Data extracted from a collection
━━━━

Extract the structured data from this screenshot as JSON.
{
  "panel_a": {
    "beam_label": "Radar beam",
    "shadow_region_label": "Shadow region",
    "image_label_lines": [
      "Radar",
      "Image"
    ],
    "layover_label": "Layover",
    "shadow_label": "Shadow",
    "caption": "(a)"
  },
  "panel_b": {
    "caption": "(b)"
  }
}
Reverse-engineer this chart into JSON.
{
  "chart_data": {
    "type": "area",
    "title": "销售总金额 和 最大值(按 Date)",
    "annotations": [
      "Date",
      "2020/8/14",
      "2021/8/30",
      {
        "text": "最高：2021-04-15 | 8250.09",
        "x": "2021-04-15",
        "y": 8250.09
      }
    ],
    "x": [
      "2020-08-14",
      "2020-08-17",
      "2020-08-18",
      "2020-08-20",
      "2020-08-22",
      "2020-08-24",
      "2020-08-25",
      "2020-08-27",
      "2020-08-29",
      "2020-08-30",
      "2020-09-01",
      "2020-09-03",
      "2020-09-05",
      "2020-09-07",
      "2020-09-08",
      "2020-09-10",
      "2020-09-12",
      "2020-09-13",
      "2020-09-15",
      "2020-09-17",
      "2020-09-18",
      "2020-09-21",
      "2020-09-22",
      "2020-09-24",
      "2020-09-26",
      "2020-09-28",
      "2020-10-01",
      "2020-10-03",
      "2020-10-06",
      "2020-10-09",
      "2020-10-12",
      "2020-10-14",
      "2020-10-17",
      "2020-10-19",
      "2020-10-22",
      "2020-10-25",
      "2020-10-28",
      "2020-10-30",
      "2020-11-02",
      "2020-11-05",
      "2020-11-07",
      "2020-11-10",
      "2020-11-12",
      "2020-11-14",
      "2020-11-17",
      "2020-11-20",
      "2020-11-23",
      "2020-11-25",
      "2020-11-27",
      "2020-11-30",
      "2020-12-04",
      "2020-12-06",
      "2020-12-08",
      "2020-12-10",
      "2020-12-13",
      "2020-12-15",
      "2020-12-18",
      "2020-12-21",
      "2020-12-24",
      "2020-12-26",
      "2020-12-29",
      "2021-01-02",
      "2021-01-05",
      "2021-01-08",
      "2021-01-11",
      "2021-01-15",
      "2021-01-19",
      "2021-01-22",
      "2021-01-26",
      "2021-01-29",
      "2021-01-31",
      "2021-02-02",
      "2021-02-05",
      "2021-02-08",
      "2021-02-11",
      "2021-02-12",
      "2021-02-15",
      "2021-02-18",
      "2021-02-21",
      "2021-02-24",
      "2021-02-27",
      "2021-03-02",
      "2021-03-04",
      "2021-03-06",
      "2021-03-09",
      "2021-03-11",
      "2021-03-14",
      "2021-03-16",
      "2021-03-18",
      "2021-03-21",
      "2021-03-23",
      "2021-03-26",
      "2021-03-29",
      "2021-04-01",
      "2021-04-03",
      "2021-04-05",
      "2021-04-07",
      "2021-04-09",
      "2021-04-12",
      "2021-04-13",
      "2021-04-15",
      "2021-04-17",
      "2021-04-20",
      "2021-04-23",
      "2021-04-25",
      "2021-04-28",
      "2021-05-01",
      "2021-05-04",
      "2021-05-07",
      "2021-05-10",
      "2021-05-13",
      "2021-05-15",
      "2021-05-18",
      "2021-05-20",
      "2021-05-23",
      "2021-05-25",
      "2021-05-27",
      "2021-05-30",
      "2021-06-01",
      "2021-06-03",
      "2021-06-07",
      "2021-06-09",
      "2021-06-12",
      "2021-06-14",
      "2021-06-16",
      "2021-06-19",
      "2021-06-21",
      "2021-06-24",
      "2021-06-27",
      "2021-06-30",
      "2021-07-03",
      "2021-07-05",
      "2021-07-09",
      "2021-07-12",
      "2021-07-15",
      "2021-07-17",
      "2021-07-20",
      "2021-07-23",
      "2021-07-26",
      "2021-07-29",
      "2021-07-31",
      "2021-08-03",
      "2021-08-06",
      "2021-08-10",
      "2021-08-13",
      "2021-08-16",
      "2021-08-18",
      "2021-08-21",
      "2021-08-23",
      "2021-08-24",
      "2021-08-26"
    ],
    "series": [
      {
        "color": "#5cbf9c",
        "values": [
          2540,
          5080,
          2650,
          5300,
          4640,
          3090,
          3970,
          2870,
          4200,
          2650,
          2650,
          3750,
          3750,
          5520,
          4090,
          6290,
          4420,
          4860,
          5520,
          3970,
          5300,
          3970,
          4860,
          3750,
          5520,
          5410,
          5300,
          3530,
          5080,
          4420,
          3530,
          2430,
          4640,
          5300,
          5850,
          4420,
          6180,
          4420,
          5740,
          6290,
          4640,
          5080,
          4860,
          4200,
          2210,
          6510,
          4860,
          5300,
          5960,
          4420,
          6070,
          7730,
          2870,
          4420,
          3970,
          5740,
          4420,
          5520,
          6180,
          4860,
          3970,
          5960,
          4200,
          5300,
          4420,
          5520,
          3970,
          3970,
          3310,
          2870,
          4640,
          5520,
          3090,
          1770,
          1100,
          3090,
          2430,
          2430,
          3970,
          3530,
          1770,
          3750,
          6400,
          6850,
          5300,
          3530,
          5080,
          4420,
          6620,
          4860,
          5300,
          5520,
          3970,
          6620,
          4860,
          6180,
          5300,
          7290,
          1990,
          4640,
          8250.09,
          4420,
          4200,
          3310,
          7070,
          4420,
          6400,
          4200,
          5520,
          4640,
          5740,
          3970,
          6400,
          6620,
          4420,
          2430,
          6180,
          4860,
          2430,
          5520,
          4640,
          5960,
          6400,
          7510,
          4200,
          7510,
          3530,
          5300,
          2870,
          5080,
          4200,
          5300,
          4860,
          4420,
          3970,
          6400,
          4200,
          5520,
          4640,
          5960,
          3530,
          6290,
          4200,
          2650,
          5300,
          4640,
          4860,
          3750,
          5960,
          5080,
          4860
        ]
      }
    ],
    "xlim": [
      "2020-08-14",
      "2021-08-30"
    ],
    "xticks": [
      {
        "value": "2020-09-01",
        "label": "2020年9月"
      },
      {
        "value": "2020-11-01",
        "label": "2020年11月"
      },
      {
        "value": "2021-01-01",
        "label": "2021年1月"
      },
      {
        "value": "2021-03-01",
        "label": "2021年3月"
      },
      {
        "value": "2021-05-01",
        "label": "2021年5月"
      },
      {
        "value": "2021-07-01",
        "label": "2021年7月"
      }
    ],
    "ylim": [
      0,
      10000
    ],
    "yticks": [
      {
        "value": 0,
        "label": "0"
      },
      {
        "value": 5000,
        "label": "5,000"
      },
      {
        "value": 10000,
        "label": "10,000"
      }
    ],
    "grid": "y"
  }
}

━━━━

Write the material out exactly, with nothing left out.

Extract the structured data from this screenshot as JSON.
{
  "panel_a": {
    "beam_label": "Radar beam",
    "shadow_region_label": "Shadow region",
    "image_label_lines": [
      "Radar",
      "Image"
    ],
    "layover_label": "Layover",
    "shadow_label": "Shadow",
    "caption": "(a)"
  },
  "panel_b": {
    "caption": "(b)"
  }
}
Reverse-engineer this chart into JSON.
{
  "chart_data": {
    "type": "area",
    "title": "销售总金额 和 最大值(按 Date)",
    "annotations": [
      "Date",
      "2020/8/14",
      "2021/8/30",
      {
        "text": "最高：2021-04-15 | 8250.09",
        "x": "2021-04-15",
        "y": 8250.09
      }
    ],
    "x": [
      "2020-08-14",
      "2020-08-17",
      "2020-08-18",
      "2020-08-20",
      "2020-08-22",
      "2020-08-24",
      "2020-08-25",
      "2020-08-27",
      "2020-08-29",
      "2020-08-30",
      "2020-09-01",
      "2020-09-03",
      "2020-09-05",
      "2020-09-07",
      "2020-09-08",
      "2020-09-10",
      "2020-09-12",
      "2020-09-13",
      "2020-09-15",
      "2020-09-17",
      "2020-09-18",
      "2020-09-21",
      "2020-09-22",
      "2020-09-24",
      "2020-09-26",
      "2020-09-28",
      "2020-10-01",
      "2020-10-03",
      "2020-10-06",
      "2020-10-09",
      "2020-10-12",
      "2020-10-14",
      "2020-10-17",
      "2020-10-19",
      "2020-10-22",
      "2020-10-25",
      "2020-10-28",
      "2020-10-30",
      "2020-11-02",
      "2020-11-05",
      "2020-11-07",
      "2020-11-10",
      "2020-11-12",
      "2020-11-14",
      "2020-11-17",
      "2020-11-20",
      "2020-11-23",
      "2020-11-25",
      "2020-11-27",
      "2020-11-30",
      "2020-12-04",
      "2020-12-06",
      "2020-12-08",
      "2020-12-10",
      "2020-12-13",
      "2020-12-15",
      "2020-12-18",
      "2020-12-21",
      "2020-12-24",
      "2020-12-26",
      "2020-12-29",
      "2021-01-02",
      "2021-01-05",
      "2021-01-08",
      "2021-01-11",
      "2021-01-15",
      "2021-01-19",
      "2021-01-22",
      "2021-01-26",
      "2021-01-29",
      "2021-01-31",
      "2021-02-02",
      "2021-02-05",
      "2021-02-08",
      "2021-02-11",
      "2021-02-12",
      "2021-02-15",
      "2021-02-18",
      "2021-02-21",
      "2021-02-24",
      "2021-02-27",
      "2021-03-02",
      "2021-03-04",
      "2021-03-06",
      "2021-03-09",
      "2021-03-11",
      "2021-03-14",
      "2021-03-16",
      "2021-03-18",
      "2021-03-21",
      "2021-03-23",
      "2021-03-26",
      "2021-03-29",
      "2021-04-01",
      "2021-04-03",
      "2021-04-05",
      "2021-04-07",
      "2021-04-09",
      "2021-04-12",
      "2021-04-13",
      "2021-04-15",
      "2021-04-17",
      "2021-04-20",
      "2021-04-23",
      "2021-04-25",
      "2021-04-28",
      "2021-05-01",
      "2021-05-04",
      "2021-05-07",
      "2021-05-10",
      "2021-05-13",
      "2021-05-15",
      "2021-05-18",
      "2021-05-20",
      "2021-05-23",
      "2021-05-25",
      "2021-05-27",
      "2021-05-30",
      "2021-06-01",
      "2021-06-03",
      "2021-06-07",
      "2021-06-09",
      "2021-06-12",
      "2021-06-14",
      "2021-06-16",
      "2021-06-19",
      "2021-06-21",
      "2021-06-24",
      "2021-06-27",
      "2021-06-30",
      "2021-07-03",
      "2021-07-05",
      "2021-07-09",
      "2021-07-12",
      "2021-07-15",
      "2021-07-17",
      "2021-07-20",
      "2021-07-23",
      "2021-07-26",
      "2021-07-29",
      "2021-07-31",
      "2021-08-03",
      "2021-08-06",
      "2021-08-10",
      "2021-08-13",
      "2021-08-16",
      "2021-08-18",
      "2021-08-21",
      "2021-08-23",
      "2021-08-24",
      "2021-08-26"
    ],
    "series": [
      {
        "color": "#5cbf9c",
        "values": [
          2540,
          5080,
          2650,
          5300,
          4640,
          3090,
          3970,
          2870,
          4200,
          2650,
          2650,
          3750,
          3750,
          5520,
          4090,
          6290,
          4420,
          4860,
          5520,
          3970,
          5300,
          3970,
          4860,
          3750,
          5520,
          5410,
          5300,
          3530,
          5080,
          4420,
          3530,
          2430,
          4640,
          5300,
          5850,
          4420,
          6180,
          4420,
          5740,
          6290,
          4640,
          5080,
          4860,
          4200,
          2210,
          6510,
          4860,
          5300,
          5960,
          4420,
          6070,
          7730,
          2870,
          4420,
          3970,
          5740,
          4420,
          5520,
          6180,
          4860,
          3970,
          5960,
          4200,
          5300,
          4420,
          5520,
          3970,
          3970,
          3310,
          2870,
          4640,
          5520,
          3090,
          1770,
          1100,
          3090,
          2430,
          2430,
          3970,
          3530,
          1770,
          3750,
          6400,
          6850,
          5300,
          3530,
          5080,
          4420,
          6620,
          4860,
          5300,
          5520,
          3970,
          6620,
          4860,
          6180,
          5300,
          7290,
          1990,
          4640,
          8250.09,
          4420,
          4200,
          3310,
          7070,
          4420,
          6400,
          4200,
          5520,
          4640,
          5740,
          3970,
          6400,
          6620,
          4420,
          2430,
          6180,
          4860,
          2430,
          5520,
          4640,
          5960,
          6400,
          7510,
          4200,
          7510,
          3530,
          5300,
          2870,
          5080,
          4200,
          5300,
          4860,
          4420,
          3970,
          6400,
          4200,
          5520,
          4640,
          5960,
          3530,
          6290,
          4200,
          2650,
          5300,
          4640,
          4860,
          3750,
          5960,
          5080,
          4860
        ]
      }
    ],
    "xlim": [
      "2020-08-14",
      "2021-08-30"
    ],
    "xticks": [
      {
        "value": "2020-09-01",
        "label": "2020年9月"
      },
      {
        "value": "2020-11-01",
        "label": "2020年11月"
      },
      {
        "value": "2021-01-01",
        "label": "2021年1月"
      },
      {
        "value": "2021-03-01",
        "label": "2021年3月"
      },
      {
        "value": "2021-05-01",
        "label": "2021年5月"
      },
      {
        "value": "2021-07-01",
        "label": "2021年7月"
      }
    ],
    "ylim": [
      0,
      10000
    ],
    "yticks": [
      {
        "value": 0,
        "label": "0"
      },
      {
        "value": 5000,
        "label": "5,000"
      },
      {
        "value": 10000,
        "label": "10,000"
      }
    ],
    "grid": "y"
  }
}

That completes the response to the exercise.